SET EXERCISE ::
Each entry must appear again exactly as it does in the source.

INPUT MATERIAL ::
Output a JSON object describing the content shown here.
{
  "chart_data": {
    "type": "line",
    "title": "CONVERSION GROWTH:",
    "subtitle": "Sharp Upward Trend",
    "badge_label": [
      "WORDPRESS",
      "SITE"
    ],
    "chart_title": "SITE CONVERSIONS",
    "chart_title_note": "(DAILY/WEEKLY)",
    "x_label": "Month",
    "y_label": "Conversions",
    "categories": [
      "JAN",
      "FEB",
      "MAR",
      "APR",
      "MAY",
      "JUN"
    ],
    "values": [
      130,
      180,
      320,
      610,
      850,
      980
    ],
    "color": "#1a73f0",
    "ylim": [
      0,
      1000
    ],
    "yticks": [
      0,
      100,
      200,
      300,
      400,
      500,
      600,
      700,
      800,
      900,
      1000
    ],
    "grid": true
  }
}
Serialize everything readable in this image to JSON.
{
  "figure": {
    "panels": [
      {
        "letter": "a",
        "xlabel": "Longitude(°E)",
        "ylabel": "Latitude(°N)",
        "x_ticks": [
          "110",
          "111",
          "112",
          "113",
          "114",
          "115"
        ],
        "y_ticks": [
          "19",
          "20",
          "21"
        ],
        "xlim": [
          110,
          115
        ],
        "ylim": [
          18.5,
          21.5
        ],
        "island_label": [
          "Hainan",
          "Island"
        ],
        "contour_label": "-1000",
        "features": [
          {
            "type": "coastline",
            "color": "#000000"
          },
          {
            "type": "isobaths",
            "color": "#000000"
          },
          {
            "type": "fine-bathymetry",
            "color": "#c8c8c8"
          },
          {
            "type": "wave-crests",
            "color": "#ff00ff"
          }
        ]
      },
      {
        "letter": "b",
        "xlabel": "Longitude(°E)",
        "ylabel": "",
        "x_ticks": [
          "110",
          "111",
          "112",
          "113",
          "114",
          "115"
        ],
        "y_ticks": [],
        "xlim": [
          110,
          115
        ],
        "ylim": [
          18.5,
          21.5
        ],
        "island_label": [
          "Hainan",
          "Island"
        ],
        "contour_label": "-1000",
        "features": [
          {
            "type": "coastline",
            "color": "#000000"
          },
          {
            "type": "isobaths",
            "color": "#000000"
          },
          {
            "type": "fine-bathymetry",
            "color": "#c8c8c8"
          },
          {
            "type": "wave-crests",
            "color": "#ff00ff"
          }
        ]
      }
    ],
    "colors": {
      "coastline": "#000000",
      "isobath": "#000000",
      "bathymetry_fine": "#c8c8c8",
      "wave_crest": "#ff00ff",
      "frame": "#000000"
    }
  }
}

TASK SOLUTION ::
Output a JSON object describing the content shown here.
{
  "chart_data": {
    "type": "line",
    "title": "CONVERSION GROWTH:",
    "subtitle": "Sharp Upward Trend",
    "badge_label": [
      "WORDPRESS",
      "SITE"
    ],
    "chart_title": "SITE CONVERSIONS",
    "chart_title_note": "(DAILY/WEEKLY)",
    "x_label": "Month",
    "y_label": "Conversions",
    "categories": [
      "JAN",
      "FEB",
      "MAR",
      "APR",
      "MAY",
      "JUN"
    ],
    "values": [
      130,
      180,
      320,
      610,
      850,
      980
    ],
    "color": "#1a73f0",
    "ylim": [
      0,
      1000
    ],
    "yticks": [
      0,
      100,
      200,
      300,
      400,
      500,
      600,
      700,
      800,
      900,
      1000
    ],
    "grid": true
  }
}
Serialize everything readable in this image to JSON.
{
  "figure": {
    "panels": [
      {
        "letter": "a",
        "xlabel": "Longitude(°E)",
        "ylabel": "Latitude(°N)",
        "x_ticks": [
          "110",
          "111",
          "112",
          "113",
          "114",
          "115"
        ],
        "y_ticks": [
          "19",
          "20",
          "21"
        ],
        "xlim": [
          110,
          115
        ],
        "ylim": [
          18.5,
          21.5
        ],
        "island_label": [
          "Hainan",
          "Island"
        ],
        "contour_label": "-1000",
        "features": [
          {
            "type": "coastline",
            "color": "#000000"
          },
          {
            "type": "isobaths",
            "color": "#000000"
          },
          {
            "type": "fine-bathymetry",
            "color": "#c8c8c8"
          },
          {
            "type": "wave-crests",
            "color": "#ff00ff"
          }
        ]
      },
      {
        "letter": "b",
        "xlabel": "Longitude(°E)",
        "ylabel": "",
        "x_ticks": [
          "110",
          "111",
          "112",
          "113",
          "114",
          "115"
        ],
        "y_ticks": [],
        "xlim": [
          110,
          115
        ],
        "ylim": [
          18.5,
          21.5
        ],
        "island_label": [
          "Hainan",
          "Island"
        ],
        "contour_label": "-1000",
        "features": [
          {
            "type": "coastline",
            "color": "#000000"
          },
          {
            "type": "isobaths",
            "color": "#000000"
          },
          {
            "type": "fine-bathymetry",
            "color": "#c8c8c8"
          },
          {
            "type": "wave-crests",
            "color": "#ff00ff"
          }
        ]
      }
    ],
    "colors": {
      "coastline": "#000000",
      "isobath": "#000000",
      "bathymetry_fine": "#c8c8c8",
      "wave_crest": "#ff00ff",
      "frame": "#000000"
    }
  }
}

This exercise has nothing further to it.